[Extracted data entries]

··········

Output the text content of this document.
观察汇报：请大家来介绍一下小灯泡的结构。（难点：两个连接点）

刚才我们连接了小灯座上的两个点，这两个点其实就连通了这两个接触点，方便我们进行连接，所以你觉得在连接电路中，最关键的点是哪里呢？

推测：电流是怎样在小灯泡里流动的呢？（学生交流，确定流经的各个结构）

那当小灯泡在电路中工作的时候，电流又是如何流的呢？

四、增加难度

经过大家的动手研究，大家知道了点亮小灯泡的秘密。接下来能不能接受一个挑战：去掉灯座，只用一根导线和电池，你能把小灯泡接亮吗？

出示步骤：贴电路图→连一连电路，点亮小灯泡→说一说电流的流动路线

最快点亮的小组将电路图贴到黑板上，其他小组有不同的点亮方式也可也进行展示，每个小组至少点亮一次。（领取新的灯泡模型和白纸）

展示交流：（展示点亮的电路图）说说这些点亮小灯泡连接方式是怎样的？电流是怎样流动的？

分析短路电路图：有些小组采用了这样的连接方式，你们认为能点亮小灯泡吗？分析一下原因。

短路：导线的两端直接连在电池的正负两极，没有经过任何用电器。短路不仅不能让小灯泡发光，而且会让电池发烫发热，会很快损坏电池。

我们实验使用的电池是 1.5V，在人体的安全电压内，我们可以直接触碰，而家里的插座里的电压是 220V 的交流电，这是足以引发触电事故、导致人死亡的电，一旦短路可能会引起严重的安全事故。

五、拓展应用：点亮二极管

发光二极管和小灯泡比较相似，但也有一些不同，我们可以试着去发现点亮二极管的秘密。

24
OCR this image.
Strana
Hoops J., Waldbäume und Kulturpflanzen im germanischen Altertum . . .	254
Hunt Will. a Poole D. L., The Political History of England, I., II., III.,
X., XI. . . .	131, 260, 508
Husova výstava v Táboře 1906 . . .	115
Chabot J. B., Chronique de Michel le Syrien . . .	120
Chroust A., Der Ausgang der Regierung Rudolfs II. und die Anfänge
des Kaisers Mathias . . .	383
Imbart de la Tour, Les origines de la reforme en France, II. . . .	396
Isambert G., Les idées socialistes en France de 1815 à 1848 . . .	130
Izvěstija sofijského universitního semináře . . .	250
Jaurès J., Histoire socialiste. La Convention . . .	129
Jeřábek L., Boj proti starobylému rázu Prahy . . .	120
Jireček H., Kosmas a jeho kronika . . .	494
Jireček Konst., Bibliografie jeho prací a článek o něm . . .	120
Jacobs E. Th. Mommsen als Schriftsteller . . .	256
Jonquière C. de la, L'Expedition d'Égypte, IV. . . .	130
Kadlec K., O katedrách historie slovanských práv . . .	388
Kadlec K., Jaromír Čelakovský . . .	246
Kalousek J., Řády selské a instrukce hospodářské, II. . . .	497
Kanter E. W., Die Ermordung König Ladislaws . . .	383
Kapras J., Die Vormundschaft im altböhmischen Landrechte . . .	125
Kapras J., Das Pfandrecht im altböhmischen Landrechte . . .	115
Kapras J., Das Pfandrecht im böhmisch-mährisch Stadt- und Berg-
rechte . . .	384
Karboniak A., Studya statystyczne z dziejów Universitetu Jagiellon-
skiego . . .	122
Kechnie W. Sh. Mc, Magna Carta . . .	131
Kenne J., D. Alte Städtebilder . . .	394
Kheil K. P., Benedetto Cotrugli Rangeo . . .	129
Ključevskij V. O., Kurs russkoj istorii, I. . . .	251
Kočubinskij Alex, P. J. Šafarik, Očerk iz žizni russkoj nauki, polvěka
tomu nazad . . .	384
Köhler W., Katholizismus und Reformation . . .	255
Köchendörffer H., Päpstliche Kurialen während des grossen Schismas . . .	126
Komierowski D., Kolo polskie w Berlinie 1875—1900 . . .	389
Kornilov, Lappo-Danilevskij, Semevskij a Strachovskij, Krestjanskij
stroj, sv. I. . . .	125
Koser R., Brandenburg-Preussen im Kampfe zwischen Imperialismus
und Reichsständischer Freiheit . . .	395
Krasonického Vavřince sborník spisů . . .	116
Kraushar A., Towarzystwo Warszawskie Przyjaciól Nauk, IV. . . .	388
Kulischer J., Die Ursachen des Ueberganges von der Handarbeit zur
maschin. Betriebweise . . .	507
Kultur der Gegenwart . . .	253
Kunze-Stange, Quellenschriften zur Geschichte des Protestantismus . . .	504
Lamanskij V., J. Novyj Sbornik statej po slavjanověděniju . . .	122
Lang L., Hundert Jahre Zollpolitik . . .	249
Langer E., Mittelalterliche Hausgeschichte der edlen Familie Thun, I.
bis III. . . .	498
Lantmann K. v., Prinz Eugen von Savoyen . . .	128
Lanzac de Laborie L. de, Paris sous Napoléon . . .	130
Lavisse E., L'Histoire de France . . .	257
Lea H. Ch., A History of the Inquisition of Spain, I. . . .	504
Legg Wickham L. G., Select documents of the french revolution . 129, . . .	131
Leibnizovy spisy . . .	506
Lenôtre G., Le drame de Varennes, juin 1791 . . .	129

··········

## [SET EXERCISE]
Look through the data above. Find each line with the string "Pfandrecht" and copy it.

## [CORRECT RESPONSE]
Kapras J., Das Pfandrecht im altböhmischen Landrechte . . .	115
Kapras J., Das Pfandrecht im böhmisch-mährisch Stadt- und Berg-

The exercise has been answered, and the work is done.